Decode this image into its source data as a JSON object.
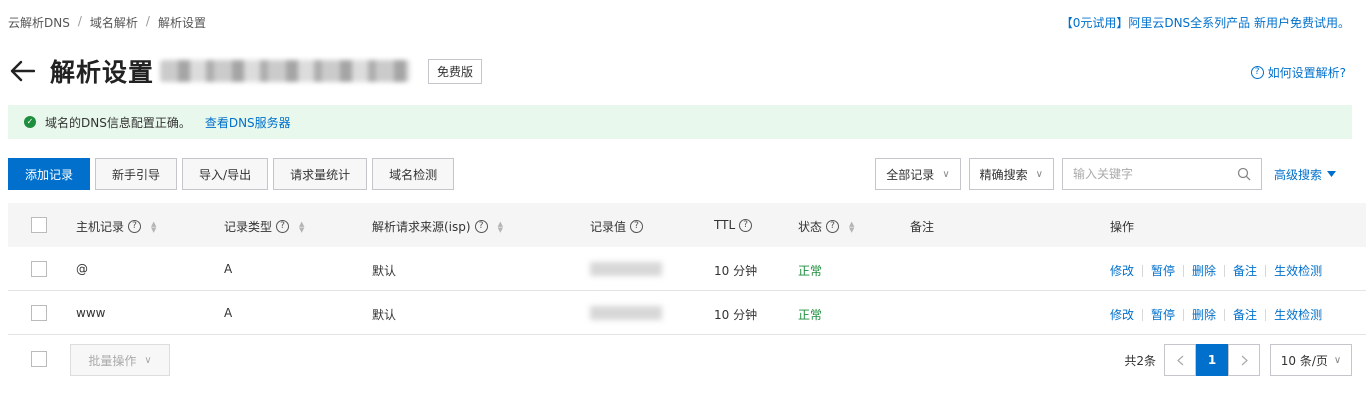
{
  "breadcrumb": [
    "云解析DNS",
    "域名解析",
    "解析设置"
  ],
  "promo": "【0元试用】阿里云DNS全系列产品 新用户免费试用。",
  "title": "解析设置",
  "edition_badge": "免费版",
  "help_link": "如何设置解析?",
  "alert": {
    "text": "域名的DNS信息配置正确。",
    "link": "查看DNS服务器"
  },
  "toolbar": [
    "添加记录",
    "新手引导",
    "导入/导出",
    "请求量统计",
    "域名检测"
  ],
  "filter": {
    "scope": "全部记录",
    "mode": "精确搜索",
    "search_placeholder": "输入关键字",
    "advanced": "高级搜索"
  },
  "columns": {
    "host": "主机记录",
    "type": "记录类型",
    "isp": "解析请求来源(isp)",
    "value": "记录值",
    "ttl": "TTL",
    "status": "状态",
    "remark": "备注",
    "ops": "操作"
  },
  "rows": [
    {
      "host": "@",
      "type": "A",
      "isp": "默认",
      "ttl": "10 分钟",
      "status": "正常"
    },
    {
      "host": "www",
      "type": "A",
      "isp": "默认",
      "ttl": "10 分钟",
      "status": "正常"
    }
  ],
  "row_actions": [
    "修改",
    "暂停",
    "删除",
    "备注",
    "生效检测"
  ],
  "footer": {
    "batch": "批量操作",
    "total": "共2条",
    "page": "1",
    "page_size": "10 条/页"
  },
  "colors": {
    "accent": "#0070cc",
    "success": "#1e8e3e",
    "alert_bg": "#e8f8ec"
  }
}
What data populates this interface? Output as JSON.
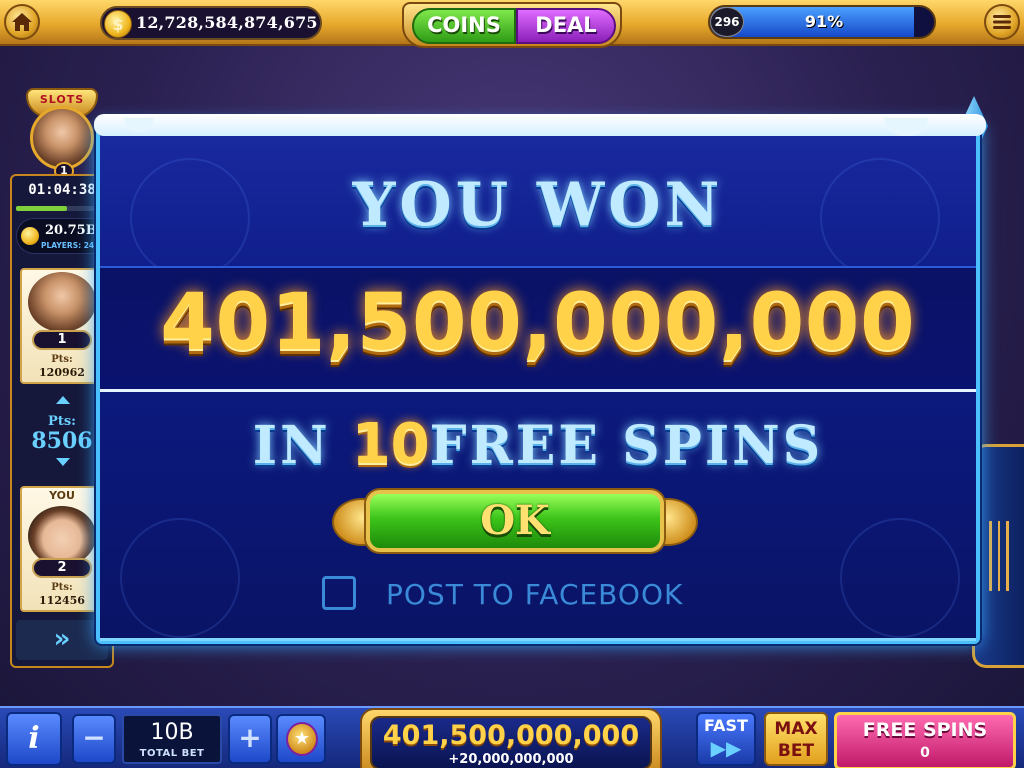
{
  "topbar": {
    "balance": "12,728,584,874,675",
    "coins_label": "COINS",
    "deal_label": "DEAL",
    "level": "296",
    "level_progress_percent": 91,
    "level_percent_text": "91%",
    "icons": {
      "home": "home-icon",
      "menu": "menu-icon",
      "coin": "coin-icon"
    }
  },
  "tournament": {
    "trophy_label": "SLOTS",
    "leader_rank_badge": "1",
    "timer": "01:04:38",
    "timer_progress_fraction": 0.55,
    "prize": "20.75B",
    "players": "PLAYERS: 24",
    "leader": {
      "rank": "1",
      "pts_label": "Pts:",
      "pts": "120962"
    },
    "gap": {
      "label": "Pts:",
      "value": "8506"
    },
    "you": {
      "label": "YOU",
      "rank": "2",
      "pts_label": "Pts:",
      "pts": "112456"
    },
    "expand_icon": "double-chevron-right-icon"
  },
  "modal": {
    "title": "YOU WON",
    "amount": "401,500,000,000",
    "spins_prefix": "IN ",
    "spins_count": "10",
    "spins_suffix": "FREE SPINS",
    "ok_label": "OK",
    "facebook_checked": false,
    "facebook_label": "POST TO FACEBOOK"
  },
  "bottombar": {
    "info_label": "i",
    "minus_label": "−",
    "plus_label": "+",
    "bet_value": "10B",
    "bet_label": "TOTAL BET",
    "win_total": "401,500,000,000",
    "win_delta": "+20,000,000,000",
    "fast_label": "FAST",
    "fast_arrows": "▶▶",
    "maxbet_label": "MAX BET",
    "freespins_label": "FREE SPINS",
    "freespins_count": "0"
  },
  "colors": {
    "gold": "#ffd24a",
    "ice": "#bfeaff",
    "modal_bg": "#0e1d88",
    "ok_green": "#3cc41a",
    "freespins_pink": "#c01a6a"
  }
}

###

[What you have to do]:
Using the material above, set down every line exactly, but skip the pictures.

[Result of the task]:
Decode this image into its source data as a JSON object.
{
  "breadcrumb": [
    "云解析DNS",
    "域名解析",
    "解析设置"
  ],
  "promo": "【0元试用】阿里云DNS全系列产品 新用户免费试用。",
  "title": "解析设置",
  "edition_badge": "免费版",
  "help_link": "如何设置解析?",
  "alert": {
    "text": "域名的DNS信息配置正确。",
    "link": "查看DNS服务器"
  },
  "toolbar": [
    "添加记录",
    "新手引导",
    "导入/导出",
    "请求量统计",
    "域名检测"
  ],
  "filter": {
    "scope": "全部记录",
    "mode": "精确搜索",
    "search_placeholder": "输入关键字",
    "advanced": "高级搜索"
  },
  "columns": {
    "host": "主机记录",
    "type": "记录类型",
    "isp": "解析请求来源(isp)",
    "value": "记录值",
    "ttl": "TTL",
    "status": "状态",
    "remark": "备注",
    "ops": "操作"
  },
  "rows": [
    {
      "host": "@",
      "type": "A",
      "isp": "默认",
      "ttl": "10 分钟",
      "status": "正常"
    },
    {
      "host": "www",
      "type": "A",
      "isp": "默认",
      "ttl": "10 分钟",
      "status": "正常"
    }
  ],
  "row_actions": [
    "修改",
    "暂停",
    "删除",
    "备注",
    "生效检测"
  ],
  "footer": {
    "batch": "批量操作",
    "total": "共2条",
    "page": "1",
    "page_size": "10 条/页"
  },
  "colors": {
    "accent": "#0070cc",
    "success": "#1e8e3e",
    "alert_bg": "#e8f8ec"
  }
}
What data populates this interface? Output as JSON.
{
  "topbar": {
    "balance": "12,728,584,874,675",
    "coins_label": "COINS",
    "deal_label": "DEAL",
    "level": "296",
    "level_progress_percent": 91,
    "level_percent_text": "91%",
    "icons": {
      "home": "home-icon",
      "menu": "menu-icon",
      "coin": "coin-icon"
    }
  },
  "tournament": {
    "trophy_label": "SLOTS",
    "leader_rank_badge": "1",
    "timer": "01:04:38",
    "timer_progress_fraction": 0.55,
    "prize": "20.75B",
    "players": "PLAYERS: 24",
    "leader": {
      "rank": "1",
      "pts_label": "Pts:",
      "pts": "120962"
    },
    "gap": {
      "label": "Pts:",
      "value": "8506"
    },
    "you": {
      "label": "YOU",
      "rank": "2",
      "pts_label": "Pts:",
      "pts": "112456"
    },
    "expand_icon": "double-chevron-right-icon"
  },
  "modal": {
    "title": "YOU WON",
    "amount": "401,500,000,000",
    "spins_prefix": "IN ",
    "spins_count": "10",
    "spins_suffix": "FREE SPINS",
    "ok_label": "OK",
    "facebook_checked": false,
    "facebook_label": "POST TO FACEBOOK"
  },
  "bottombar": {
    "info_label": "i",
    "minus_label": "−",
    "plus_label": "+",
    "bet_value": "10B",
    "bet_label": "TOTAL BET",
    "win_total": "401,500,000,000",
    "win_delta": "+20,000,000,000",
    "fast_label": "FAST",
    "fast_arrows": "▶▶",
    "maxbet_label": "MAX BET",
    "freespins_label": "FREE SPINS",
    "freespins_count": "0"
  },
  "colors": {
    "gold": "#ffd24a",
    "ice": "#bfeaff",
    "modal_bg": "#0e1d88",
    "ok_green": "#3cc41a",
    "freespins_pink": "#c01a6a"
  }
}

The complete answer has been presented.